→ STATED PROBLEM: Determine how many lines of the entries contain "fast". Reply with that number alone.

→ LISTED RECORDS:
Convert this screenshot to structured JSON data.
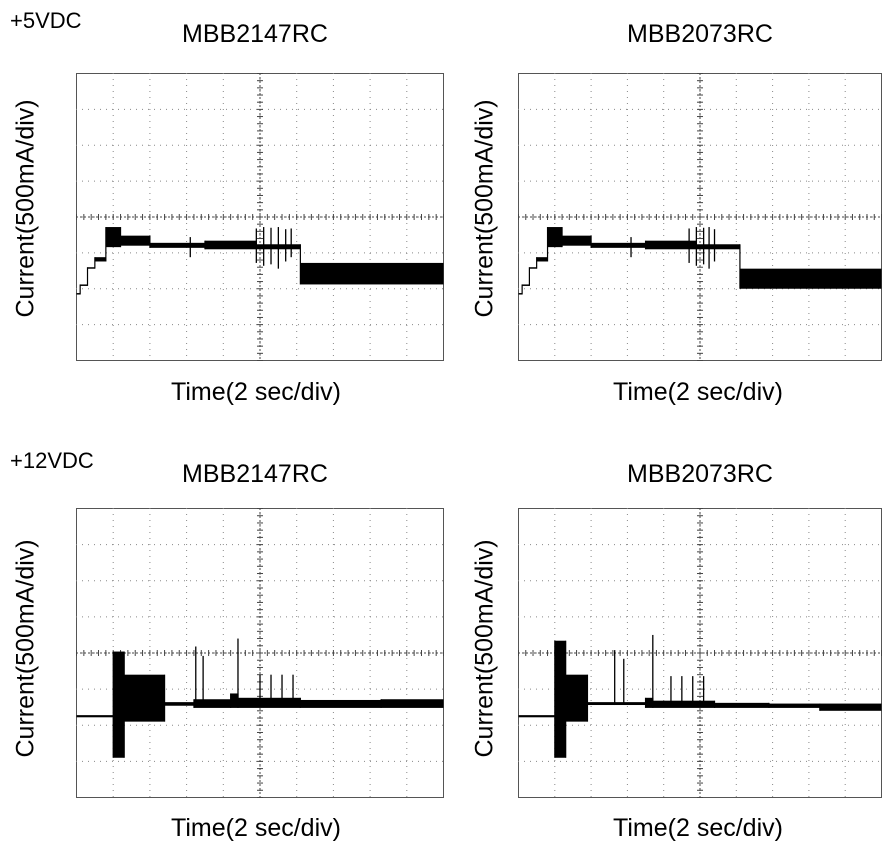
{
  "groups": [
    {
      "label": "+5VDC"
    },
    {
      "label": "+12VDC"
    }
  ],
  "chart_data": [
    {
      "type": "line",
      "group": "+5VDC",
      "title": "MBB2147RC",
      "xlabel": "Time(2 sec/div)",
      "ylabel": "Current(500mA/div)",
      "xlim": [
        0,
        20
      ],
      "ylim": [
        -2000,
        2000
      ],
      "grid": true,
      "segments": [
        {
          "x": [
            0,
            0.2
          ],
          "lo": -1080,
          "hi": -1060
        },
        {
          "x": [
            0.2,
            0.6
          ],
          "lo": -960,
          "hi": -940
        },
        {
          "x": [
            0.6,
            1.0
          ],
          "lo": -720,
          "hi": -700
        },
        {
          "x": [
            1.0,
            1.6
          ],
          "lo": -620,
          "hi": -560
        },
        {
          "x": [
            1.6,
            2.4
          ],
          "lo": -420,
          "hi": -140
        },
        {
          "x": [
            2.4,
            4.0
          ],
          "lo": -400,
          "hi": -260
        },
        {
          "x": [
            4.0,
            7.0
          ],
          "lo": -430,
          "hi": -360
        },
        {
          "x": [
            7.0,
            9.8
          ],
          "lo": -450,
          "hi": -330
        },
        {
          "x": [
            9.8,
            12.2
          ],
          "lo": -450,
          "hi": -380
        },
        {
          "x": [
            12.2,
            20
          ],
          "lo": -940,
          "hi": -640
        }
      ],
      "spikes": [
        {
          "x": 6.2,
          "lo": -560,
          "hi": -280
        },
        {
          "x": 9.8,
          "lo": -640,
          "hi": -160
        },
        {
          "x": 10.2,
          "lo": -680,
          "hi": -140
        },
        {
          "x": 10.6,
          "lo": -660,
          "hi": -150
        },
        {
          "x": 11.0,
          "lo": -720,
          "hi": -140
        },
        {
          "x": 11.4,
          "lo": -620,
          "hi": -170
        },
        {
          "x": 11.7,
          "lo": -560,
          "hi": -160
        }
      ]
    },
    {
      "type": "line",
      "group": "+5VDC",
      "title": "MBB2073RC",
      "xlabel": "Time(2 sec/div)",
      "ylabel": "Current(500mA/div)",
      "xlim": [
        0,
        20
      ],
      "ylim": [
        -2000,
        2000
      ],
      "grid": true,
      "segments": [
        {
          "x": [
            0,
            0.2
          ],
          "lo": -1080,
          "hi": -1060
        },
        {
          "x": [
            0.2,
            0.6
          ],
          "lo": -960,
          "hi": -940
        },
        {
          "x": [
            0.6,
            1.0
          ],
          "lo": -720,
          "hi": -700
        },
        {
          "x": [
            1.0,
            1.6
          ],
          "lo": -620,
          "hi": -560
        },
        {
          "x": [
            1.6,
            2.4
          ],
          "lo": -420,
          "hi": -140
        },
        {
          "x": [
            2.4,
            4.0
          ],
          "lo": -400,
          "hi": -260
        },
        {
          "x": [
            4.0,
            7.0
          ],
          "lo": -430,
          "hi": -360
        },
        {
          "x": [
            7.0,
            9.8
          ],
          "lo": -450,
          "hi": -330
        },
        {
          "x": [
            9.8,
            12.2
          ],
          "lo": -450,
          "hi": -380
        },
        {
          "x": [
            12.2,
            20
          ],
          "lo": -1000,
          "hi": -720
        }
      ],
      "spikes": [
        {
          "x": 6.2,
          "lo": -560,
          "hi": -280
        },
        {
          "x": 9.4,
          "lo": -640,
          "hi": -160
        },
        {
          "x": 9.8,
          "lo": -680,
          "hi": -140
        },
        {
          "x": 10.2,
          "lo": -660,
          "hi": -150
        },
        {
          "x": 10.5,
          "lo": -720,
          "hi": -140
        },
        {
          "x": 10.8,
          "lo": -620,
          "hi": -170
        }
      ]
    },
    {
      "type": "line",
      "group": "+12VDC",
      "title": "MBB2147RC",
      "xlabel": "Time(2 sec/div)",
      "ylabel": "Current(500mA/div)",
      "xlim": [
        0,
        20
      ],
      "ylim": [
        -2000,
        2000
      ],
      "grid": true,
      "segments": [
        {
          "x": [
            0,
            2.0
          ],
          "lo": -890,
          "hi": -860
        },
        {
          "x": [
            2.0,
            2.6
          ],
          "lo": -1450,
          "hi": 20
        },
        {
          "x": [
            2.6,
            4.8
          ],
          "lo": -950,
          "hi": -300
        },
        {
          "x": [
            4.8,
            6.4
          ],
          "lo": -730,
          "hi": -680
        },
        {
          "x": [
            6.4,
            8.4
          ],
          "lo": -760,
          "hi": -640
        },
        {
          "x": [
            8.4,
            8.8
          ],
          "lo": -760,
          "hi": -560
        },
        {
          "x": [
            8.8,
            12.2
          ],
          "lo": -760,
          "hi": -620
        },
        {
          "x": [
            12.2,
            16.6
          ],
          "lo": -760,
          "hi": -650
        },
        {
          "x": [
            16.6,
            20
          ],
          "lo": -760,
          "hi": -640
        }
      ],
      "spikes": [
        {
          "x": 6.5,
          "lo": -720,
          "hi": 90
        },
        {
          "x": 6.9,
          "lo": -720,
          "hi": -40
        },
        {
          "x": 8.8,
          "lo": -720,
          "hi": 200
        },
        {
          "x": 10.0,
          "lo": -720,
          "hi": -300
        },
        {
          "x": 10.6,
          "lo": -720,
          "hi": -300
        },
        {
          "x": 11.2,
          "lo": -720,
          "hi": -300
        },
        {
          "x": 11.8,
          "lo": -720,
          "hi": -300
        }
      ]
    },
    {
      "type": "line",
      "group": "+12VDC",
      "title": "MBB2073RC",
      "xlabel": "Time(2 sec/div)",
      "ylabel": "Current(500mA/div)",
      "xlim": [
        0,
        20
      ],
      "ylim": [
        -2000,
        2000
      ],
      "grid": true,
      "segments": [
        {
          "x": [
            0,
            2.0
          ],
          "lo": -890,
          "hi": -860
        },
        {
          "x": [
            2.0,
            2.6
          ],
          "lo": -1450,
          "hi": 170
        },
        {
          "x": [
            2.6,
            3.8
          ],
          "lo": -950,
          "hi": -300
        },
        {
          "x": [
            3.8,
            7.0
          ],
          "lo": -720,
          "hi": -680
        },
        {
          "x": [
            7.0,
            7.4
          ],
          "lo": -760,
          "hi": -620
        },
        {
          "x": [
            7.4,
            10.8
          ],
          "lo": -760,
          "hi": -660
        },
        {
          "x": [
            10.8,
            13.8
          ],
          "lo": -760,
          "hi": -690
        },
        {
          "x": [
            13.8,
            16.6
          ],
          "lo": -760,
          "hi": -700
        },
        {
          "x": [
            16.6,
            20
          ],
          "lo": -800,
          "hi": -700
        }
      ],
      "spikes": [
        {
          "x": 5.3,
          "lo": -720,
          "hi": 40
        },
        {
          "x": 5.8,
          "lo": -720,
          "hi": -80
        },
        {
          "x": 7.4,
          "lo": -720,
          "hi": 250
        },
        {
          "x": 8.4,
          "lo": -720,
          "hi": -320
        },
        {
          "x": 9.0,
          "lo": -720,
          "hi": -320
        },
        {
          "x": 9.6,
          "lo": -720,
          "hi": -320
        },
        {
          "x": 10.2,
          "lo": -720,
          "hi": -320
        }
      ]
    }
  ]
}
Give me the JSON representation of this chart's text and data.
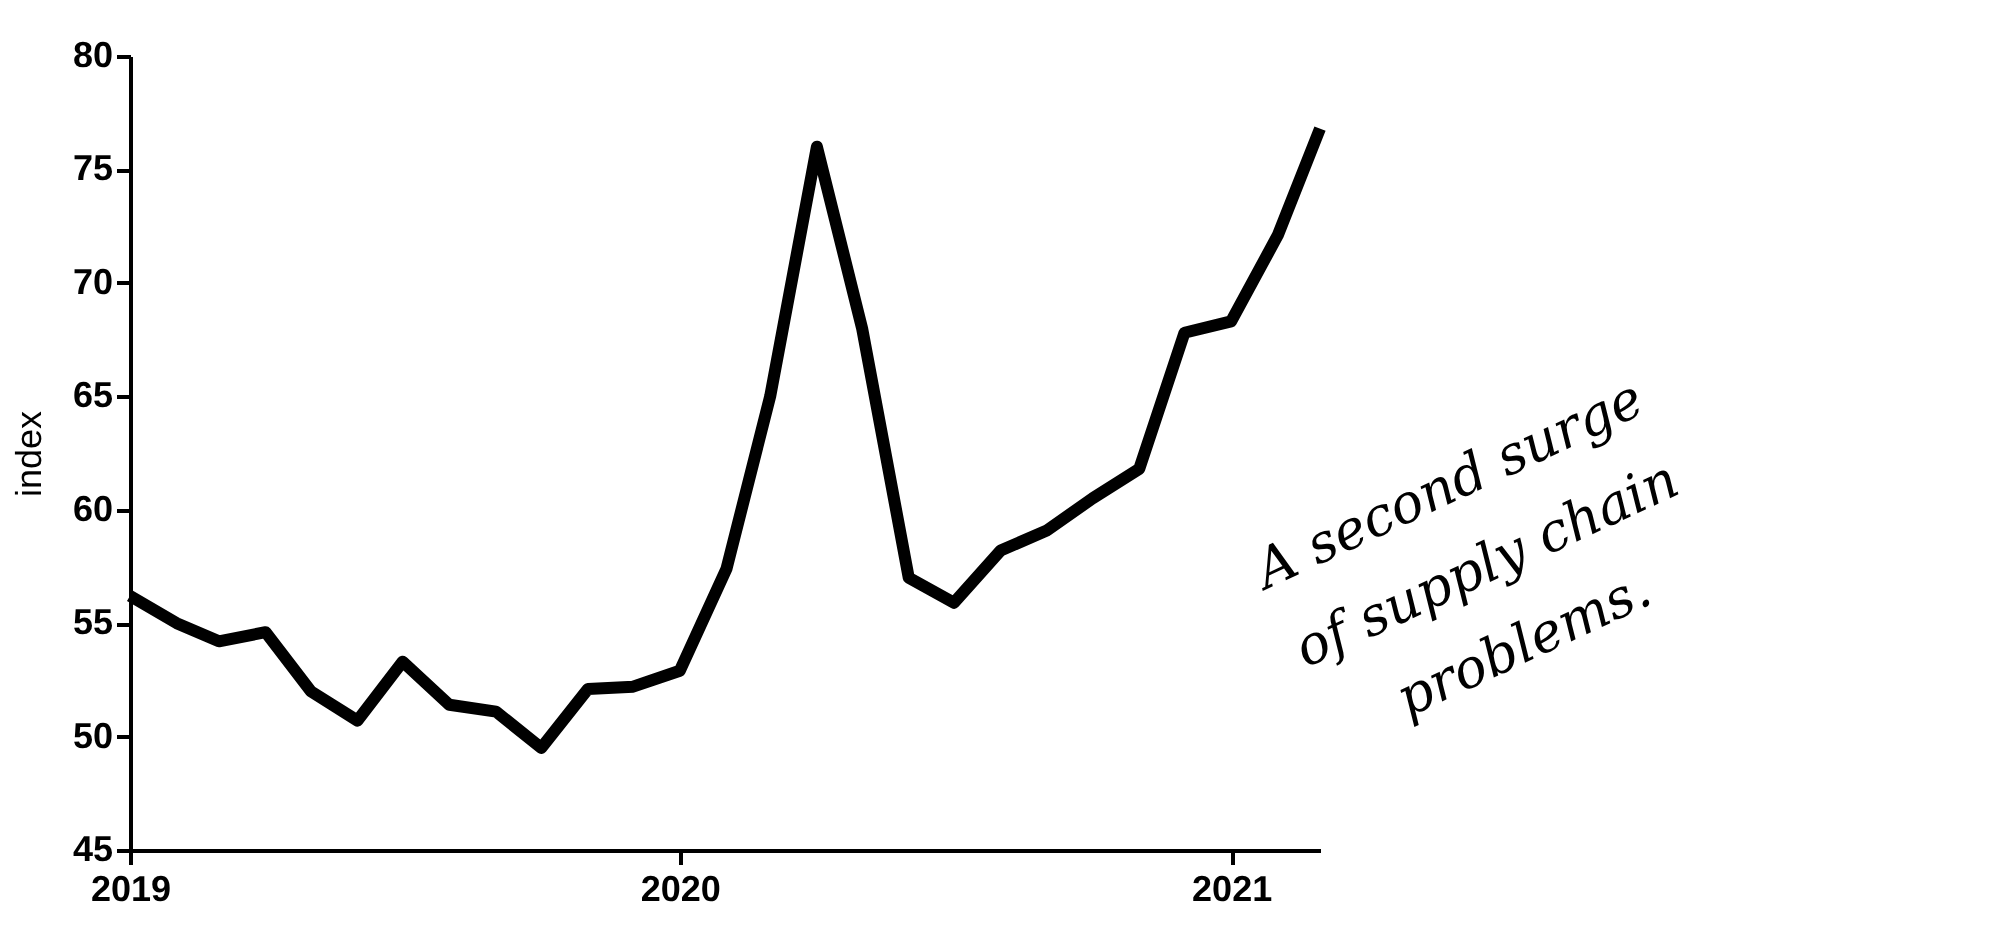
{
  "chart_data": {
    "type": "line",
    "ylabel": "index",
    "x": [
      "2019-01",
      "2019-02",
      "2019-03",
      "2019-04",
      "2019-05",
      "2019-06",
      "2019-07",
      "2019-08",
      "2019-09",
      "2019-10",
      "2019-11",
      "2019-12",
      "2020-01",
      "2020-02",
      "2020-03",
      "2020-04",
      "2020-05",
      "2020-06",
      "2020-07",
      "2020-08",
      "2020-09",
      "2020-10",
      "2020-11",
      "2020-12",
      "2021-01",
      "2021-02",
      "2021-03"
    ],
    "series": [
      {
        "color": "#000000",
        "values": [
          56.2,
          55.0,
          54.2,
          54.6,
          52.0,
          50.7,
          53.3,
          51.4,
          51.1,
          49.5,
          52.1,
          52.2,
          52.9,
          57.4,
          65.0,
          76.0,
          68.0,
          57.0,
          55.9,
          58.2,
          59.1,
          60.5,
          61.8,
          67.8,
          68.3,
          72.1,
          76.8
        ]
      }
    ],
    "xlim": [
      "2019-01",
      "2021-03"
    ],
    "xticks": [
      {
        "value": "2019-01",
        "label": "2019"
      },
      {
        "value": "2020-01",
        "label": "2020"
      },
      {
        "value": "2021-01",
        "label": "2021"
      }
    ],
    "ylim": [
      45,
      80
    ],
    "yticks": [
      45,
      50,
      55,
      60,
      65,
      70,
      75,
      80
    ],
    "grid": false,
    "marker": "none",
    "line_style": "solid",
    "annotations": [
      "A second surge of supply chain problems."
    ]
  }
}
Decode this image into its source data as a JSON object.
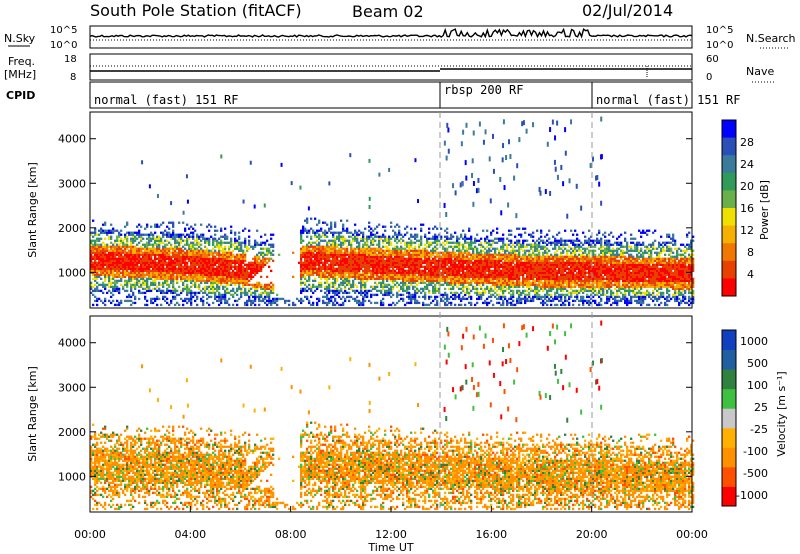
{
  "header": {
    "station": "South Pole Station (fitACF)",
    "beam": "Beam 02",
    "date": "02/Jul/2014"
  },
  "panels": {
    "nsky": {
      "left_label": "N.Sky",
      "right_label": "N.Search",
      "left_ticks": [
        "10^5",
        "10^0"
      ],
      "right_ticks": [
        "10^5",
        "10^0"
      ]
    },
    "freq": {
      "left_label_1": "Freq.",
      "left_label_2": "[MHz]",
      "right_label": "Nave",
      "left_ticks": [
        "18",
        "8"
      ],
      "right_ticks": [
        "60",
        "0"
      ]
    },
    "cpid": {
      "label": "CPID",
      "segments": [
        "normal (fast) 151 RF",
        "rbsp 200 RF",
        "normal (fast) 151 RF"
      ]
    }
  },
  "colors": {
    "power": [
      "#0000ff",
      "#2a4fb8",
      "#3a7a9a",
      "#2f9a5a",
      "#6ab04a",
      "#f0e000",
      "#f5b000",
      "#f07800",
      "#e84000",
      "#ff0000"
    ],
    "velocity": [
      "#ff0000",
      "#ff5000",
      "#ff9000",
      "#ffb000",
      "#c8c8c8",
      "#40c040",
      "#308040",
      "#2060a0",
      "#1040c0"
    ]
  },
  "chart_data": [
    {
      "type": "heatmap",
      "name": "power",
      "ylabel": "Slant Range [km]",
      "yticks": [
        "1000",
        "2000",
        "3000",
        "4000"
      ],
      "ylim": [
        200,
        4600
      ],
      "xlim": [
        0,
        24
      ],
      "colorbar": {
        "label": "Power [dB]",
        "ticks": [
          "4",
          "8",
          "12",
          "16",
          "20",
          "24",
          "28"
        ],
        "range": [
          0,
          32
        ]
      },
      "band": {
        "center_km": [
          1250,
          1200,
          1150,
          1050,
          900,
          1250,
          1200,
          1150,
          1100,
          1050,
          1000,
          1000,
          950
        ],
        "hours": [
          0,
          2,
          4,
          6,
          7.5,
          8.5,
          10,
          12,
          14,
          16,
          18,
          20,
          24
        ]
      }
    },
    {
      "type": "heatmap",
      "name": "velocity",
      "ylabel": "Slant Range [km]",
      "yticks": [
        "1000",
        "2000",
        "3000",
        "4000"
      ],
      "ylim": [
        200,
        4600
      ],
      "xlim": [
        0,
        24
      ],
      "colorbar": {
        "label": "Velocity [m s⁻¹]",
        "ticks": [
          "1000",
          "500",
          "100",
          "25",
          "-25",
          "-100",
          "-500",
          "-1000"
        ],
        "range": [
          -1500,
          1500
        ]
      }
    }
  ],
  "xaxis": {
    "ticks": [
      "00:00",
      "04:00",
      "08:00",
      "12:00",
      "16:00",
      "20:00",
      "00:00"
    ],
    "label": "Time UT"
  }
}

→ FINAL RESULT: 2